[Start of Data extract]
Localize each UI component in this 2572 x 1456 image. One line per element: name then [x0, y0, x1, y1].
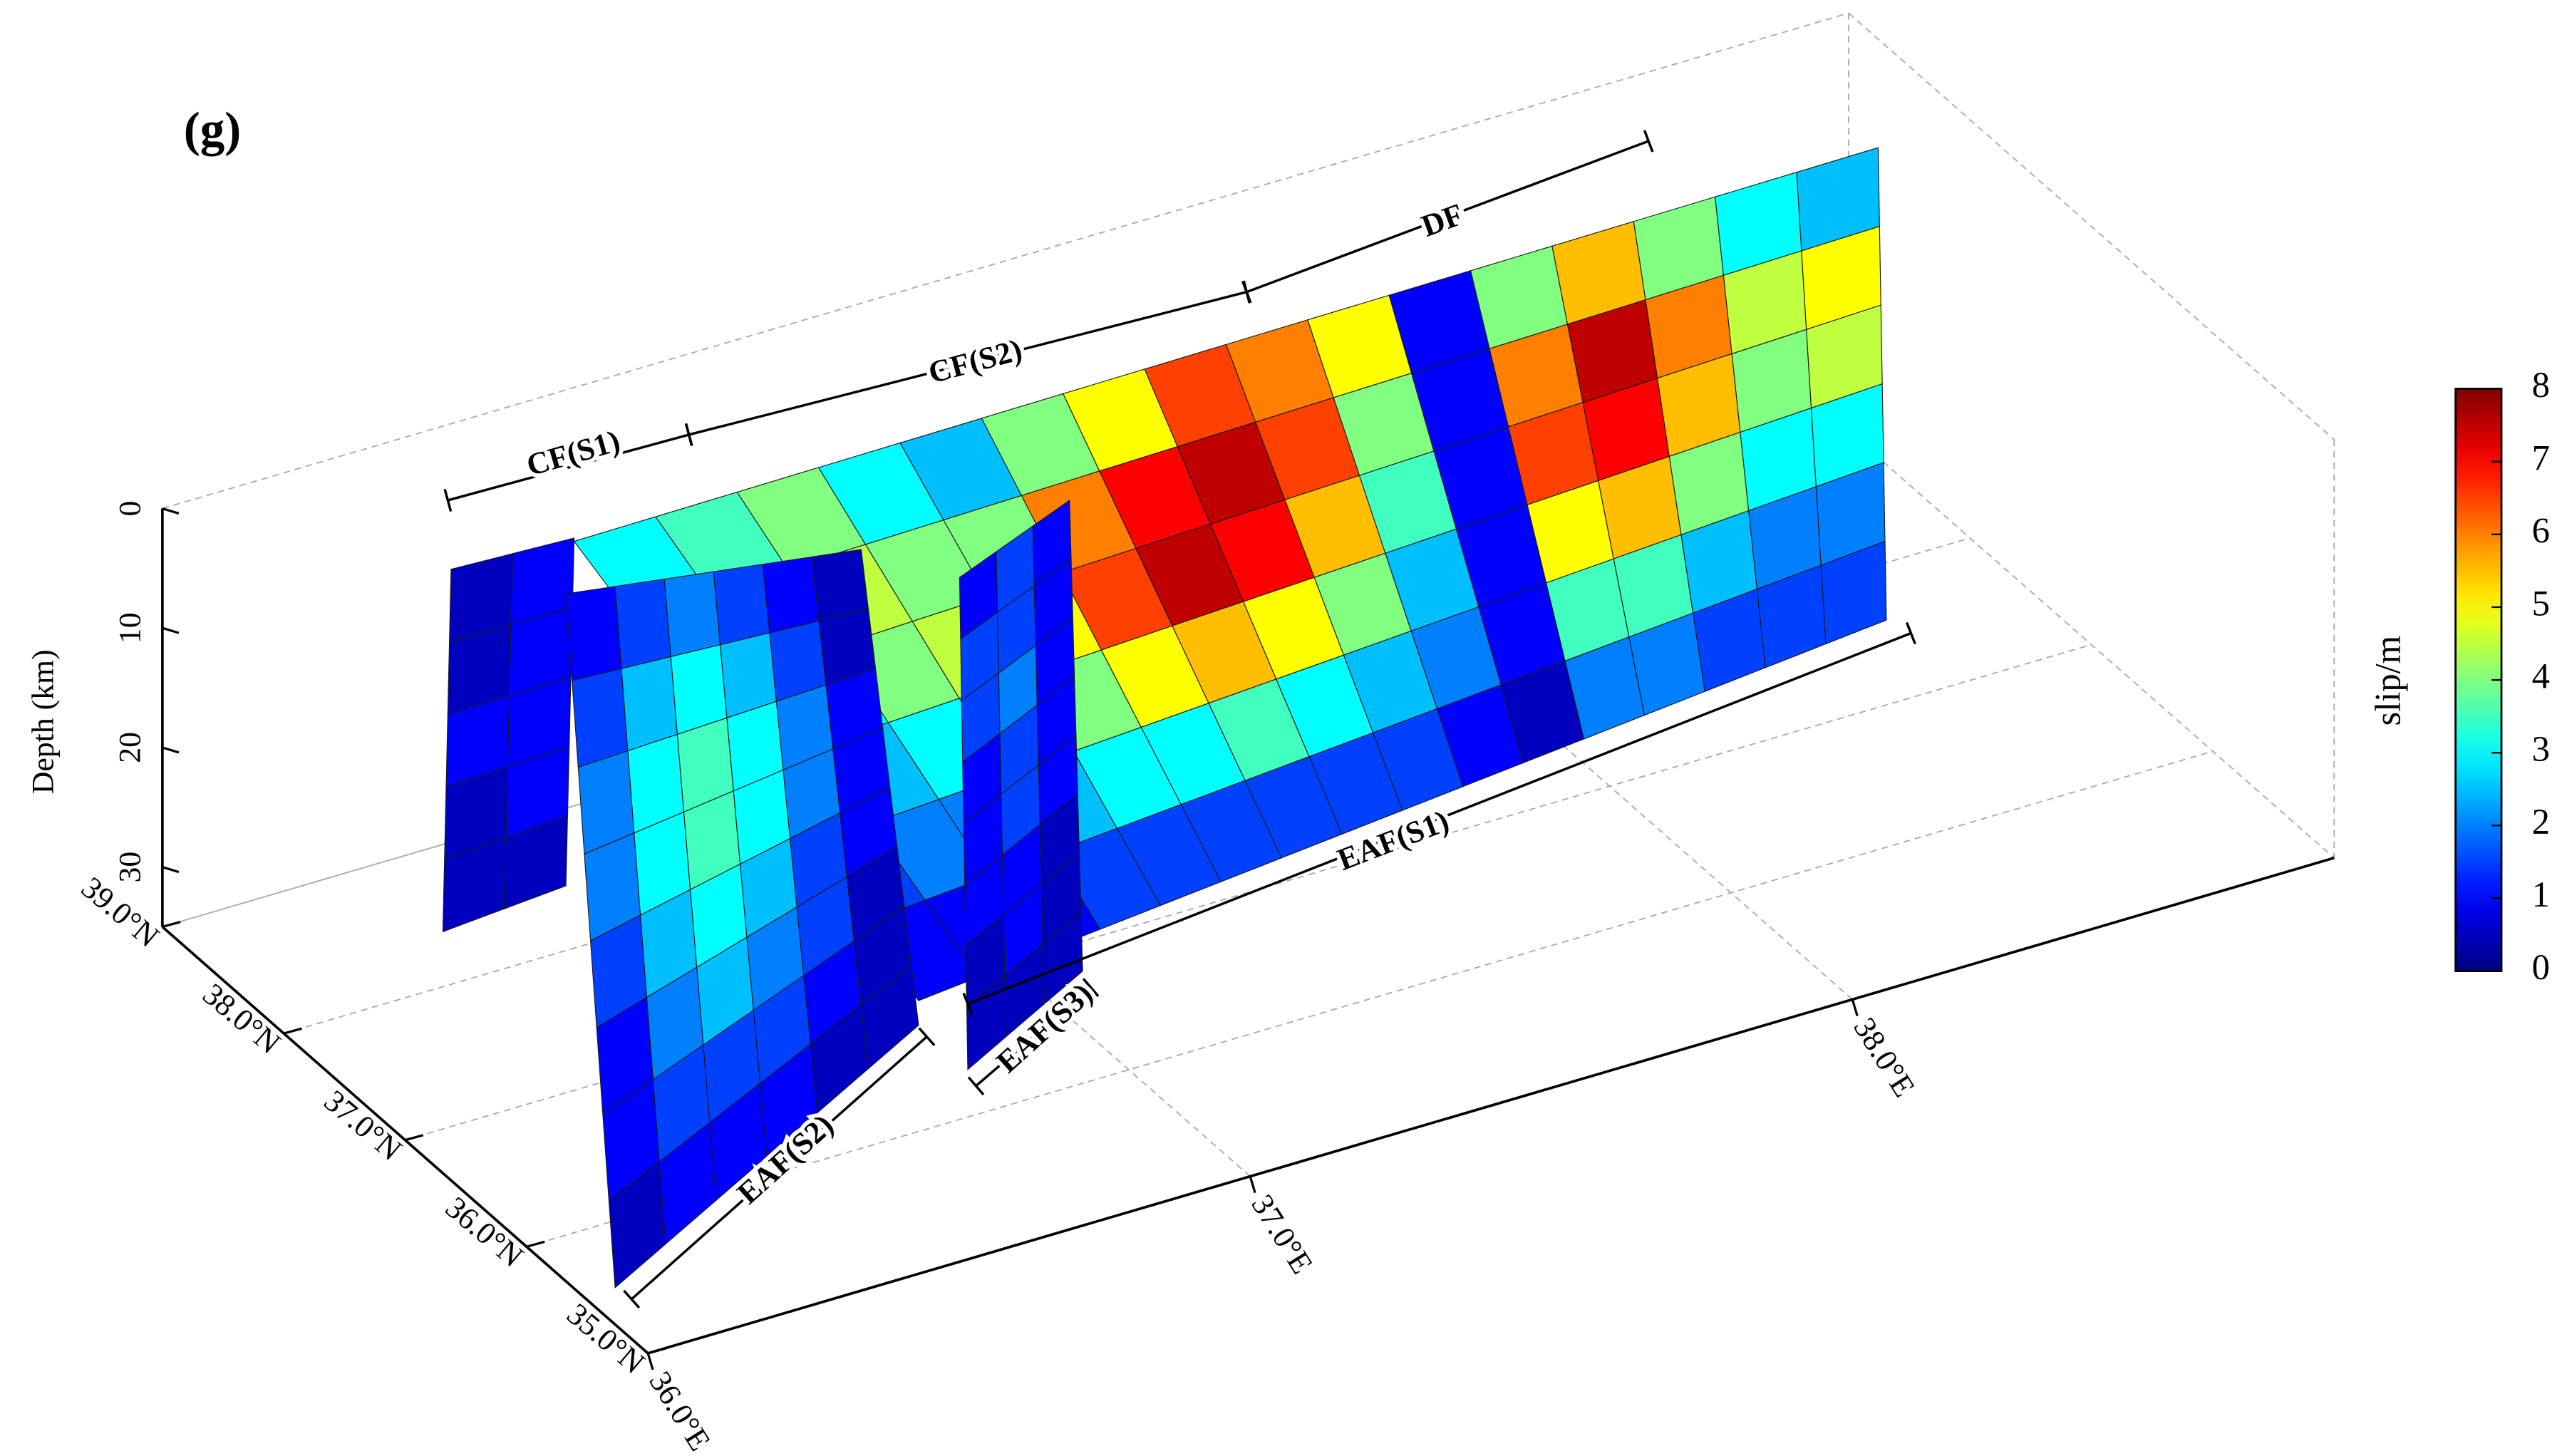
- box-edge: [1848, 12, 2335, 440]
- y-tick: [162, 921, 181, 929]
- bracket-end: [1082, 978, 1100, 997]
- colorbar-tick-label: 5: [2532, 584, 2550, 624]
- fault-label: CF(S2): [925, 333, 1026, 391]
- y-tick-label: 39.0°N: [75, 870, 165, 954]
- slip-patch: [811, 549, 869, 621]
- colorbar-tick-label: 8: [2532, 365, 2550, 405]
- colorbar-tick-label: 7: [2532, 438, 2550, 477]
- slip-patch: [762, 556, 820, 634]
- grid-line: [526, 750, 2214, 1248]
- slip-patch: [663, 571, 721, 658]
- z-tick-label: 0: [113, 501, 147, 517]
- fault-bracket: [967, 631, 1912, 1006]
- slip-patch: [860, 965, 919, 1070]
- box-edge: [162, 12, 1849, 510]
- fault-bracket: [975, 986, 1092, 1088]
- bracket-end: [967, 1076, 985, 1096]
- y-tick: [405, 1134, 424, 1142]
- fault-plane: [565, 549, 919, 1289]
- fault-bracket: [447, 433, 690, 502]
- fault-plane: [959, 499, 1083, 1070]
- bracket-end: [962, 993, 973, 1016]
- bracket-end: [685, 423, 693, 447]
- colorbar-tick-label: 6: [2532, 510, 2550, 550]
- z-tick-label: 20: [113, 732, 147, 763]
- panel-label: (g): [184, 102, 242, 157]
- z-tick: [162, 626, 180, 634]
- z-axis-label: Depth (km): [26, 649, 60, 794]
- colorbar-tick-label: 4: [2532, 656, 2550, 696]
- y-tick-label: 38.0°N: [196, 977, 286, 1060]
- colorbar-tick-label: 0: [2532, 947, 2550, 987]
- z-tick: [162, 866, 180, 874]
- x-tick: [646, 1353, 654, 1370]
- z-tick-label: 10: [113, 612, 147, 644]
- fault-bracket: [630, 1036, 928, 1301]
- x-tick-label: 36.0°E: [642, 1365, 717, 1456]
- y-tick-label: 37.0°N: [318, 1084, 408, 1167]
- slip-patch: [614, 578, 671, 669]
- z-tick: [162, 746, 180, 754]
- x-tick: [1249, 1176, 1256, 1194]
- y-tick: [526, 1240, 545, 1248]
- fault-plane: [442, 537, 575, 933]
- bracket-end: [1905, 621, 1916, 645]
- x-tick-label: 38.0°E: [1847, 1012, 1921, 1103]
- y-tick-label: 36.0°N: [439, 1190, 530, 1274]
- x-tick: [1851, 998, 1859, 1016]
- slip-patch: [1820, 540, 1887, 645]
- fault-label: DF: [1417, 197, 1468, 244]
- bracket-end: [918, 1027, 936, 1046]
- z-tick-label: 30: [113, 852, 147, 883]
- x-axis: [647, 857, 2335, 1355]
- y-tick: [283, 1027, 302, 1035]
- slip-patch: [713, 564, 770, 646]
- y-tick: [647, 1347, 666, 1355]
- z-tick: [162, 507, 180, 515]
- slip-patch: [504, 815, 568, 909]
- slip-patch: [572, 668, 629, 768]
- colorbar-tick-label: 3: [2532, 729, 2550, 769]
- bracket-end: [443, 489, 453, 512]
- colorbar-tick-label: 1: [2532, 874, 2550, 914]
- slip-patch: [565, 586, 622, 681]
- bracket-end: [1241, 281, 1252, 304]
- fault-label: CF(S1): [523, 424, 624, 483]
- bracket-end: [623, 1289, 641, 1309]
- y-tick-label: 35.0°N: [560, 1297, 651, 1380]
- slip-patch: [1042, 911, 1083, 1005]
- fault-bracket: [1246, 140, 1649, 294]
- fault-bracket: [688, 291, 1247, 436]
- x-tick-label: 37.0°E: [1244, 1189, 1319, 1280]
- bracket-end: [1643, 130, 1654, 153]
- colorbar-label: slip/m: [2367, 636, 2407, 726]
- colorbar-tick-label: 2: [2532, 802, 2550, 842]
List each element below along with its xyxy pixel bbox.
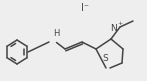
- Text: H: H: [53, 29, 60, 38]
- Text: N: N: [111, 24, 117, 33]
- Text: S: S: [102, 54, 108, 63]
- Text: I⁻: I⁻: [81, 3, 88, 13]
- Text: +: +: [117, 21, 122, 26]
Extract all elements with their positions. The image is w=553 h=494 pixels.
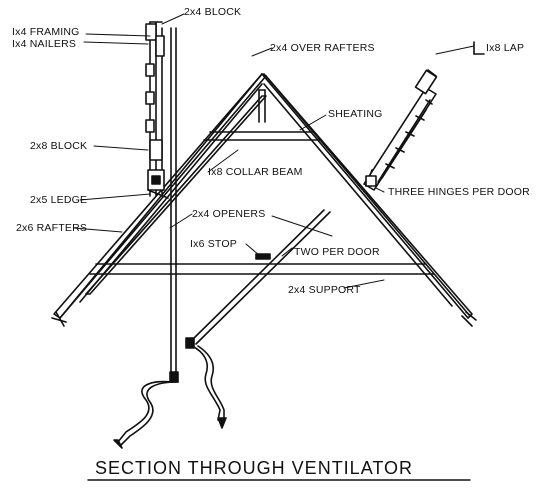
label-2x4-block: 2x4 BLOCK (184, 6, 242, 18)
right-opener-rod (185, 209, 331, 429)
label-2x4-over-rafters: 2x4 OVER RAFTERS (270, 42, 375, 54)
collar-beam (203, 131, 321, 141)
label-two-per-door: TWO PER DOOR (294, 246, 380, 258)
label-2x4-support: 2x4 SUPPORT (288, 284, 361, 296)
label-2x8-block: 2x8 BLOCK (30, 140, 88, 152)
label-1x8-collar-beam: Ix8 COLLAR BEAM (208, 166, 303, 178)
label-2x6-rafters: 2x6 RAFTERS (16, 222, 88, 234)
leader-lines (73, 13, 475, 289)
ridge-assembly (258, 89, 266, 123)
label-2x5-ledge: 2x5 LEDGE (30, 194, 88, 206)
label-2x4-openers: 2x4 OPENERS (192, 208, 266, 220)
drawing-title: SECTION THROUGH VENTILATOR (95, 458, 414, 478)
right-vent-door (363, 41, 485, 191)
left-opener-rod (113, 27, 179, 449)
label-1x4-nailers: Ix4 NAILERS (12, 38, 77, 50)
label-1x6-stop: Ix6 STOP (190, 238, 237, 250)
label-1x4-framing: Ix4 FRAMING (12, 26, 80, 38)
left-vent-door (145, 21, 169, 199)
label-three-hinges: THREE HINGES PER DOOR (388, 186, 530, 198)
support-beam (89, 263, 435, 275)
label-sheating: SHEATING (328, 108, 383, 120)
stop-block (255, 253, 271, 260)
label-1x8-lap: Ix8 LAP (486, 42, 525, 54)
[End of Data extract]
What to do: Render every line of the records above as a Markdown table with the columns Row and Line, numbering the rows and skipping blank lines. Omit the pictures from your answer.

Correct result:
| Row | Line |
|---|---|
| 1 | Localize each UI component in this 2572 x 1456 image. One line per element: name then [x0, y0, x1, y1]. |
| 2 | - box-edge: [1848, 12, 2335, 440] |
| 3 | - y-tick: [162, 921, 181, 929] |
| 4 | - bracket-end: [1082, 978, 1100, 997] |
| 5 | - colorbar-tick-label: 5: [2532, 584, 2550, 624] |
| 6 | - fault-label: CF(S2): [925, 333, 1026, 391] |
| 7 | - y-tick-label: 39.0°N: [75, 870, 165, 954] |
| 8 | - slip-patch: [811, 549, 869, 621] |
| 9 | - colorbar-tick-label: 8: [2532, 365, 2550, 405] |
| 10 | - colorbar-tick-label: 7: [2532, 438, 2550, 477] |
| 11 | - slip-patch: [762, 556, 820, 634] |
| 12 | - grid-line: [526, 750, 2214, 1248] |
| 13 | - slip-patch: [663, 571, 721, 658] |
| 14 | - z-tick-label: 0: [113, 501, 147, 517] |
| 15 | - fault-bracket: [967, 631, 1912, 1006] |
| 16 | - slip-patch: [860, 965, 919, 1070] |
| 17 | - box-edge: [162, 12, 1849, 510] |
| 18 | - fault-bracket: [975, 986, 1092, 1088] |
| 19 | - bracket-end: [967, 1076, 985, 1096] |
| 20 | - y-tick: [405, 1134, 424, 1142] |
| 21 | - fault-plane: [565, 549, 919, 1289] |
| 22 | - fault-bracket: [447, 433, 690, 502] |
| 23 | - fault-plane: [959, 499, 1083, 1070] |
| 24 | - bracket-end: [962, 993, 973, 1016] |
| 25 | - bracket-end: [685, 423, 693, 447] |
| 26 | - colorbar-tick-label: 6: [2532, 510, 2550, 550] |
| 27 | - z-tick-label: 20: [113, 732, 147, 763] |
| 28 | - panel-label: (g): [184, 102, 242, 157] |
| 29 | - z-tick: [162, 626, 180, 634] |
| 30 | - z-axis-label: Depth (km): [26, 649, 60, 794] |
| 31 | - colorbar-tick-label: 4: [2532, 656, 2550, 696] |
| 32 | - y-tick-label: 38.0°N: [196, 977, 286, 1060] |
| 33 | - colorbar-tick-label: 0: [2532, 947, 2550, 987] |
| 34 | - z-tick: [162, 866, 180, 874] |
| 35 | - x-tick: [646, 1353, 654, 1370] |
| 36 | - z-tick-label: 10: [113, 612, 147, 644] |
| 37 | - fault-bracket: [630, 1036, 928, 1301] |
| 38 | - x-tick-label: 36.0°E: [642, 1365, 717, 1456] |
| 39 | - y-tick-label: 37.0°N: [318, 1084, 408, 1167] |
| 40 | - slip-patch: [614, 578, 671, 669] |
| 41 | - z-tick: [162, 746, 180, 754] |
| 42 | - x-tick: [1249, 1176, 1256, 1194] |
| 43 | - y-tick: [526, 1240, 545, 1248] |
| 44 | - fault-plane: [442, 537, 575, 933] |
| 45 | - bracket-end: [1905, 621, 1916, 645] |
| 46 | - x-tick-label: 38.0°E: [1847, 1012, 1921, 1103] |
| 47 | - y-tick-label: 36.0°N: [439, 1190, 530, 1274] |
| 48 | - x-tick: [1851, 998, 1859, 1016] |
| 49 | - slip-patch: [1820, 540, 1887, 645] |
| 50 | - fault-label: DF: [1417, 197, 1468, 244] |
| 51 | - bracket-end: [918, 1027, 936, 1046] |
| 52 | - z-tick-label: 30: [113, 852, 147, 883] |
| 53 | - x-axis: [647, 857, 2335, 1355] |
| 54 | - y-tick: [283, 1027, 302, 1035] |
| 55 | - slip-patch: [713, 564, 770, 646] |
| 56 | - y-tick: [647, 1347, 666, 1355] |
| 57 | - z-tick: [162, 507, 180, 515] |
| 58 | - slip-patch: [504, 815, 568, 909] |
| 59 | - slip-patch: [572, 668, 629, 768] |
| 60 | - colorbar-tick-label: 3: [2532, 729, 2550, 769] |
| 61 | - bracket-end: [443, 489, 453, 512] |
| 62 | - colorbar-tick-label: 1: [2532, 874, 2550, 914] |
| 63 | - slip-patch: [565, 586, 622, 681] |
| 64 | - bracket-end: [1241, 281, 1252, 304] |
| 65 | - fault-label: CF(S1): [523, 424, 624, 483] |
| 66 | - bracket-end: [623, 1289, 641, 1309] |
| 67 | - y-tick-label: 35.0°N: [560, 1297, 651, 1380] |
| 68 | - slip-patch: [1042, 911, 1083, 1005] |
| 69 | - fault-bracket: [1246, 140, 1649, 294] |
| 70 | - fault-bracket: [688, 291, 1247, 436] |
| 71 | - x-tick-label: 37.0°E: [1244, 1189, 1319, 1280] |
| 72 | - bracket-end: [1643, 130, 1654, 153] |
| 73 | - colorbar-label: slip/m: [2367, 636, 2407, 726] |
| 74 | - colorbar-tick-label: 2: [2532, 802, 2550, 842] |
| 75 | List each element below along with its xyxy pixel bbox. |
| 76 | - Text: H: H: [53, 29, 60, 38] |
| 77 | - Text: N: N: [111, 24, 117, 33] |
| 78 | - Text: S: S: [102, 54, 108, 63] |
| 79 | - Text: I⁻: I⁻: [81, 3, 88, 13] |
| 80 | - Text: +: +: [117, 21, 122, 26] |
| 81 | Extract all elements with their positions. The image is w=553 h=494 pixels. |
| 82 | label-2x4-block: 2x4 BLOCK (184, 6, 242, 18) |
| 83 | right-opener-rod (185, 209, 331, 429) |
| 84 | label-2x4-over-rafters: 2x4 OVER RAFTERS (270, 42, 375, 54) |
| 85 | collar-beam (203, 131, 321, 141) |
| 86 | label-two-per-door: TWO PER DOOR (294, 246, 380, 258) |
| 87 | label-2x4-support: 2x4 SUPPORT (288, 284, 361, 296) |
| 88 | label-2x8-block: 2x8 BLOCK (30, 140, 88, 152) |
| 89 | label-1x8-collar-beam: Ix8 COLLAR BEAM (208, 166, 303, 178) |
| 90 | label-2x6-rafters: 2x6 RAFTERS (16, 222, 88, 234) |
| 91 | leader-lines (73, 13, 475, 289) |
| 92 | ridge-assembly (258, 89, 266, 123) |
| 93 | label-2x5-ledge: 2x5 LEDGE (30, 194, 88, 206) |
| 94 | label-2x4-openers: 2x4 OPENERS (192, 208, 266, 220) |
| 95 | drawing-title: SECTION THROUGH VENTILATOR (95, 458, 414, 478) |
| 96 | right-vent-door (363, 41, 485, 191) |
| 97 | left-opener-rod (113, 27, 179, 449) |
| 98 | label-1x4-nailers: Ix4 NAILERS (12, 38, 77, 50) |
| 99 | label-1x6-stop: Ix6 STOP (190, 238, 237, 250) |
| 100 | label-1x4-framing: Ix4 FRAMING (12, 26, 80, 38) |
| 101 | left-vent-door (145, 21, 169, 199) |
| 102 | label-three-hinges: THREE HINGES PER DOOR (388, 186, 530, 198) |
| 103 | support-beam (89, 263, 435, 275) |
| 104 | label-sheating: SHEATING (328, 108, 383, 120) |
| 105 | stop-block (255, 253, 271, 260) |
| 106 | label-1x8-lap: Ix8 LAP (486, 42, 525, 54) |